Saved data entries
◇ ◇ ◇

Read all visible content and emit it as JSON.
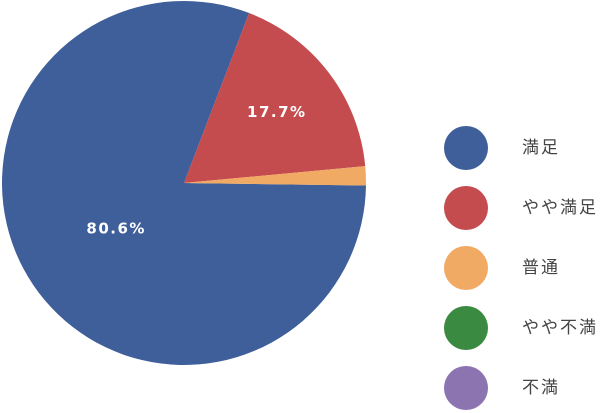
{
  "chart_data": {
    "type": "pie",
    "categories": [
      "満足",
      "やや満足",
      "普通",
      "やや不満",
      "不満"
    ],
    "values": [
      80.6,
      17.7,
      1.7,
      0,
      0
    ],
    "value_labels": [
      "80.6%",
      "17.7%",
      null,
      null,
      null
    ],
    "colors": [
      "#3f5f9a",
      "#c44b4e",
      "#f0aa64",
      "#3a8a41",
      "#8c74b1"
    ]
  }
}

◇ ◇ ◇

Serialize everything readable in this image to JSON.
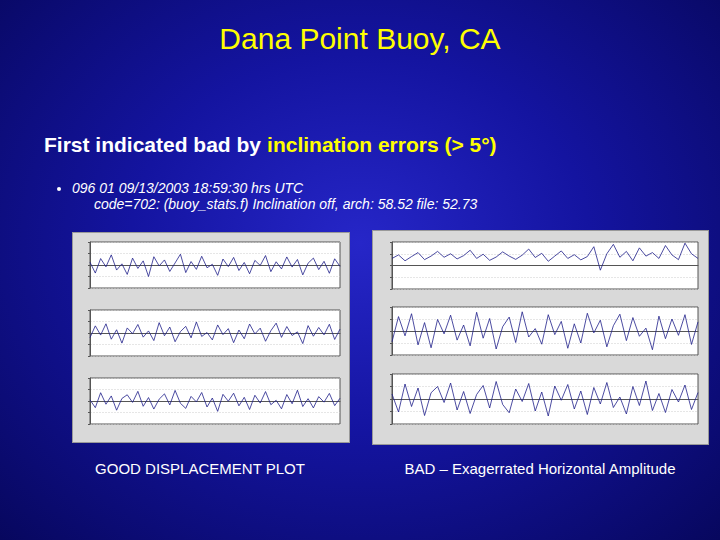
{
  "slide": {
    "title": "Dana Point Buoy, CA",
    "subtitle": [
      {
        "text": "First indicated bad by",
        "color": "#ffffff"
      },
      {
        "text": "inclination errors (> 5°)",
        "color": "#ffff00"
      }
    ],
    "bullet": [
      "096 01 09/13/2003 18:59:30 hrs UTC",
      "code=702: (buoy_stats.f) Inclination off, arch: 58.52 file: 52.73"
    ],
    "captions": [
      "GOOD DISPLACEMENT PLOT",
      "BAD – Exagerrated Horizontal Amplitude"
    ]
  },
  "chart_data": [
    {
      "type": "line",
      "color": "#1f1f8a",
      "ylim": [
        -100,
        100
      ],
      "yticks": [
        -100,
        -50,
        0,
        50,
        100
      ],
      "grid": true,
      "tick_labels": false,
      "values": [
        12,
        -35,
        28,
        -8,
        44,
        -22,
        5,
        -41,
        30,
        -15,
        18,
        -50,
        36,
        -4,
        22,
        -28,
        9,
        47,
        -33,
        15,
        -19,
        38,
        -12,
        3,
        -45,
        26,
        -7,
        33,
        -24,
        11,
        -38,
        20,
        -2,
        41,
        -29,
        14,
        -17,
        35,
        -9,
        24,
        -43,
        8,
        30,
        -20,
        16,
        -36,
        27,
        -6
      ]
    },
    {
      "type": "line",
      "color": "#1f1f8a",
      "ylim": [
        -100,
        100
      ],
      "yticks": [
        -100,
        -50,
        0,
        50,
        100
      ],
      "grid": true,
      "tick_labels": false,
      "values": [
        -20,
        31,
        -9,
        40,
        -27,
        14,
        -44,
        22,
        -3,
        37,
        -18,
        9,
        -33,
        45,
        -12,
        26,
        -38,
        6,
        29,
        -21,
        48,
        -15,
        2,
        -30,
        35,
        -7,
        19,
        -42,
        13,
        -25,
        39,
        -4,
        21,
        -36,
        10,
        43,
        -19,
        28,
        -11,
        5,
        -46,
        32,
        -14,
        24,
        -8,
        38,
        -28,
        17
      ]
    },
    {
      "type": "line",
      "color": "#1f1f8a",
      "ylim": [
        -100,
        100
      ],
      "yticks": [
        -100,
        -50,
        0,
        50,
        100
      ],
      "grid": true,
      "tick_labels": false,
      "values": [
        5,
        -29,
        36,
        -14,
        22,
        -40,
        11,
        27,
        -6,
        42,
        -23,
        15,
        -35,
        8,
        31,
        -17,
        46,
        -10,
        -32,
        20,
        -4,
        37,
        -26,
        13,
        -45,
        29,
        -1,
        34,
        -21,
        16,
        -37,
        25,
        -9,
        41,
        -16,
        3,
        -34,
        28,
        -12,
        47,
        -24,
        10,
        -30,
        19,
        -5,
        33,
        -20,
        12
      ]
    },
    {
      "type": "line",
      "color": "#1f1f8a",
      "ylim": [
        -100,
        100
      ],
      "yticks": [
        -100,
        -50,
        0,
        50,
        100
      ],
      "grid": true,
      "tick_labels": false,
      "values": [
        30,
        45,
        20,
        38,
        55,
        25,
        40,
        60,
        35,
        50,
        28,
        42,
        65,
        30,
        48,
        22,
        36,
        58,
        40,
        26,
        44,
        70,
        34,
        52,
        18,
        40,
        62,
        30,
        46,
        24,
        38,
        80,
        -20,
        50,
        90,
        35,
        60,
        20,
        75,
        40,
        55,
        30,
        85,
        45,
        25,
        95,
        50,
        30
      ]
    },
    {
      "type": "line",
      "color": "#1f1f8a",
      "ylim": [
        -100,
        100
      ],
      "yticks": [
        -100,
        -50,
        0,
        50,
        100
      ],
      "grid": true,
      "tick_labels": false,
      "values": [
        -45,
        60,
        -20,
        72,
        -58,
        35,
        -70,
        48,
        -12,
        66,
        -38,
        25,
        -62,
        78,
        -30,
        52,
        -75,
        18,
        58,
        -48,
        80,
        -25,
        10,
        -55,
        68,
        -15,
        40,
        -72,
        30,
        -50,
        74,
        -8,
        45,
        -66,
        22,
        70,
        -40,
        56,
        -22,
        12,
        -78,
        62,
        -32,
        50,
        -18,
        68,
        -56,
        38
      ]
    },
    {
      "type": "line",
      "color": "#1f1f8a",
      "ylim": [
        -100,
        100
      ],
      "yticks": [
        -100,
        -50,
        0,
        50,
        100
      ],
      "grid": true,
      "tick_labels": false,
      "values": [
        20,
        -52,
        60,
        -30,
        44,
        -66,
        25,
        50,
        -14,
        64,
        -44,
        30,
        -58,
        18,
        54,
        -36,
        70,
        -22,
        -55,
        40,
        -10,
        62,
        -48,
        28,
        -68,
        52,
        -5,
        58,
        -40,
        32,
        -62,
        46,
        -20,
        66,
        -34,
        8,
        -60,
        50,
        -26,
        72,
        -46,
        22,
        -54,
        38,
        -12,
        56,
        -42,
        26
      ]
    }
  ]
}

◇ ◇ ◇

* _TASK DIRECTIONS_
Examine the listing and say how many of its lines contain the string "text". Give the number alone.

* _WRITTEN ANSWER_
2